**PROBLÈMES À RÉSOUDRE**.
- 1) D'après le texte sur Tinariwen, pourquoi la formation a-t-elle « un sacré passif derrière elle » ? Répondez en une à trois phrases.
- 2) Dans le texte sur Tinariwen, recopiez le passage commençant par « Il y a quelques » et allant jusqu'à « dans la poche. », en substituant « CD » à « vinyle ».

**TEXTE PROPOSÉ**.
::::

Il y a quelques semaines, parcourant un réseau social à la mode, Blondie est tombé par hasard sur une vidéo retraçant l’enregistrement de « Tassili », le dernier album de Tinariwen. Elle était là, bien camouflée entre une invitation à un atelier sur les couches lavables et le témoignage d’un fidèle ayant vu apparaître le visage de Jésus Christ sur l’anus de son chien. Une heure plus tard, il revenait suant dare dare à a maison, le vinyle de « Tassili » (V2, 2011) sous le bras et une place pour leur concert à l’ancienne Belgique dans la poche.
Le moins qu’on puisse dire, c’est que la formation a un sacré passif derrière elle. Bien que Tinariwen ait depuis longtemps troqué les kalachnikovs contre des guitares électriques rudimentaires, la guerre et la souffrance n’ont pas disparu de leur musique, parfaite synthèse de blues rural et de musique traditionnelle touarègue.
En effet, Tinariwen a la particularité d’être un groupe formé sur les cendres d’un commando touareg. Celui-ci combattait durant les années 80 au Mali pour l’indépendance du Sahara occidental et pour la reconnaissance de la culture touarègue. Les deux figures de proue de la bande, Ibrahim ag Alhabib et Alhousseini ag Abdoulahi alias « Catastrophe », se sont rencontrés dans un camp d’entrainement paramilitaire en Libye.

::::

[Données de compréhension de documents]
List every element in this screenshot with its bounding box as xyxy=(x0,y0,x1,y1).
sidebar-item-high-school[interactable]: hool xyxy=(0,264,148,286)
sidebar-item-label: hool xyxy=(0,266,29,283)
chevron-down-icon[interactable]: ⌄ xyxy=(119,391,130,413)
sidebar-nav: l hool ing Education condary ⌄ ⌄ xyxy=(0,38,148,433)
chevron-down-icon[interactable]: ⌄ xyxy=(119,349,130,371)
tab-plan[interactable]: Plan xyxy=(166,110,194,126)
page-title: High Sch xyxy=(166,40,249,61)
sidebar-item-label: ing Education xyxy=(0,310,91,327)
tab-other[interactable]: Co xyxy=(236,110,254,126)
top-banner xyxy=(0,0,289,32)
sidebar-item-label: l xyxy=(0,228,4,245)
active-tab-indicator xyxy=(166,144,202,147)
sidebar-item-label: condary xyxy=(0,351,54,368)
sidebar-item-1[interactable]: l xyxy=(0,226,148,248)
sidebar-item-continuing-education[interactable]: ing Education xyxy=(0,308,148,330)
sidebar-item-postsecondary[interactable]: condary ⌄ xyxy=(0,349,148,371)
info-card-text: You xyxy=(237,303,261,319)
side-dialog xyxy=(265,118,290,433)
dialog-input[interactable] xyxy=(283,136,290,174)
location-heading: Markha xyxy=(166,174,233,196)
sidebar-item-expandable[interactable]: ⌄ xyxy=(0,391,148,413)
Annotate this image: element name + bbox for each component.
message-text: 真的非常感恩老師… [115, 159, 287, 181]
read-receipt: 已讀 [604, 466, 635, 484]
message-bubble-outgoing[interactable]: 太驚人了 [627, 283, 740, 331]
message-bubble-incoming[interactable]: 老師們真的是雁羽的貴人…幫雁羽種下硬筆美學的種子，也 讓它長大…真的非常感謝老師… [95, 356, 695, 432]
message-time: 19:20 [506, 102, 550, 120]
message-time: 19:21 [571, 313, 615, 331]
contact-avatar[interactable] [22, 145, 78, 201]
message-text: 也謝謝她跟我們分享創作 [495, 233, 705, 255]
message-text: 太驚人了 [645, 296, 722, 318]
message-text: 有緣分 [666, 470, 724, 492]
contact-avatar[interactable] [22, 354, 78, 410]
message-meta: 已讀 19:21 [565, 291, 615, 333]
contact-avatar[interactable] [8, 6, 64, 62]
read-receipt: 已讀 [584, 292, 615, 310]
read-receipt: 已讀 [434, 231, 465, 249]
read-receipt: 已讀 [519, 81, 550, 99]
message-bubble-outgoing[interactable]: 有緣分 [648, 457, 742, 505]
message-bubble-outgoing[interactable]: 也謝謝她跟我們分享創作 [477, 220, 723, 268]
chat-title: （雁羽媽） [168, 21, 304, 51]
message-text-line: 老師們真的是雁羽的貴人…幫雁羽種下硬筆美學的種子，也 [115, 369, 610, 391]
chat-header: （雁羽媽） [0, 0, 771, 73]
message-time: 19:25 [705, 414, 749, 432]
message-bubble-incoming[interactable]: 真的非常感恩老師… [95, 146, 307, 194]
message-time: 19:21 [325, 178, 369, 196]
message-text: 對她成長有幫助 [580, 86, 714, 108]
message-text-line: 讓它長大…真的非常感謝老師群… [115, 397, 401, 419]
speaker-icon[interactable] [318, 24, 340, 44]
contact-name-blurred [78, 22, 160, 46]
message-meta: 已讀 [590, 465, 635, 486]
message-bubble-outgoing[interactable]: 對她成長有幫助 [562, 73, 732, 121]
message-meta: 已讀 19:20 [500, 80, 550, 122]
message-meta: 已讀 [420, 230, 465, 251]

::::

**PROBLÈMES RÉSOLUS**.
- 1) Tinariwen s'est formé sur les cendres d'un commando touareg. Ce commando combattait au Mali durant les années 80 pour l'indépendance du Sahara occidental et pour la reconnaissance de la culture touarègue.

- 2)
Il y a quelques semaines, parcourant un réseau social à la mode, Blondie est tombé par hasard sur une vidéo retraçant l’enregistrement de « Tassili », le dernier album de Tinariwen. Elle était là, bien camouflée entre une invitation à un atelier sur les couches lavables et le témoignage d’un fidèle ayant vu apparaître le visage de Jésus Christ sur l’anus de son chien. Une heure plus tard, il revenait suant dare dare à a maison, le CD de « Tassili » (V2, 2011) sous le bras et une place pour leur concert à l’ancienne Belgique dans la poche.